> [Prompt]
Give the records again in full, exactly as written.
[Start of Attachment]
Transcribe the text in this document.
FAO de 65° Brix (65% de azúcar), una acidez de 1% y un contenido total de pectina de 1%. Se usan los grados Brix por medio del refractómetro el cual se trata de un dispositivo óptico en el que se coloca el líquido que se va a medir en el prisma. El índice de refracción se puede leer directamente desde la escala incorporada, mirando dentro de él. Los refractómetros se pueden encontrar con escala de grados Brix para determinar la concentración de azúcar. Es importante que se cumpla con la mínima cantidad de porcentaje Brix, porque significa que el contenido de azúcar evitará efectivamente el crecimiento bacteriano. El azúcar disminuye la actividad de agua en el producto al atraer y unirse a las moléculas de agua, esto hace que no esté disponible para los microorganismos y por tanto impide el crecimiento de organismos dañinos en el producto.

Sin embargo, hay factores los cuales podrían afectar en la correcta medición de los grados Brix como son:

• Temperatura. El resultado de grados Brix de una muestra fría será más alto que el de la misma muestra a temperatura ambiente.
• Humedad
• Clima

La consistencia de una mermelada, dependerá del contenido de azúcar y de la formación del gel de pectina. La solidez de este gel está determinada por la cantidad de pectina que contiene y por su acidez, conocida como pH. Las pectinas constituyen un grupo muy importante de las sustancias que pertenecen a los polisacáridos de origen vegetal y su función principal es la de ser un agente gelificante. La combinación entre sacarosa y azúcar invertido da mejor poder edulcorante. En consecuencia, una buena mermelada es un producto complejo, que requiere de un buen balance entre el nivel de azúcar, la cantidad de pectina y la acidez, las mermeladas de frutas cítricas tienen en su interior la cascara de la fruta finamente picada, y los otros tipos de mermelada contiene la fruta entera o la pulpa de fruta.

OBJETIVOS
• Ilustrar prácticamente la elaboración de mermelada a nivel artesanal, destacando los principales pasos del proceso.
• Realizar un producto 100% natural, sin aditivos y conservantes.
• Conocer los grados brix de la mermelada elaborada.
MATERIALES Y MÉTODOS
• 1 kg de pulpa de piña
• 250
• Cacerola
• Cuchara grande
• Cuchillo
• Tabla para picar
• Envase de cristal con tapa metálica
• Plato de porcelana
[End of Attachment]
> [Solution to this task]
Transcribe the text in this document.
FAO de 65° Brix (65% de azúcar), una acidez de 1% y un contenido total de pectina de 1%. Se usan los grados Brix por medio del refractómetro el cual se trata de un dispositivo óptico en el que se coloca el líquido que se va a medir en el prisma. El índice de refracción se puede leer directamente desde la escala incorporada, mirando dentro de él. Los refractómetros se pueden encontrar con escala de grados Brix para determinar la concentración de azúcar. Es importante que se cumpla con la mínima cantidad de porcentaje Brix, porque significa que el contenido de azúcar evitará efectivamente el crecimiento bacteriano. El azúcar disminuye la actividad de agua en el producto al atraer y unirse a las moléculas de agua, esto hace que no esté disponible para los microorganismos y por tanto impide el crecimiento de organismos dañinos en el producto.

Sin embargo, hay factores los cuales podrían afectar en la correcta medición de los grados Brix como son:

• Temperatura. El resultado de grados Brix de una muestra fría será más alto que el de la misma muestra a temperatura ambiente.
• Humedad
• Clima

La consistencia de una mermelada, dependerá del contenido de azúcar y de la formación del gel de pectina. La solidez de este gel está determinada por la cantidad de pectina que contiene y por su acidez, conocida como pH. Las pectinas constituyen un grupo muy importante de las sustancias que pertenecen a los polisacáridos de origen vegetal y su función principal es la de ser un agente gelificante. La combinación entre sacarosa y azúcar invertido da mejor poder edulcorante. En consecuencia, una buena mermelada es un producto complejo, que requiere de un buen balance entre el nivel de azúcar, la cantidad de pectina y la acidez, las mermeladas de frutas cítricas tienen en su interior la cascara de la fruta finamente picada, y los otros tipos de mermelada contiene la fruta entera o la pulpa de fruta.

OBJETIVOS
• Ilustrar prácticamente la elaboración de mermelada a nivel artesanal, destacando los principales pasos del proceso.
• Realizar un producto 100% natural, sin aditivos y conservantes.
• Conocer los grados brix de la mermelada elaborada.
MATERIALES Y MÉTODOS
• 1 kg de pulpa de piña
• 250
• Cacerola
• Cuchara grande
• Cuchillo
• Tabla para picar
• Envase de cristal con tapa metálica
• Plato de porcelana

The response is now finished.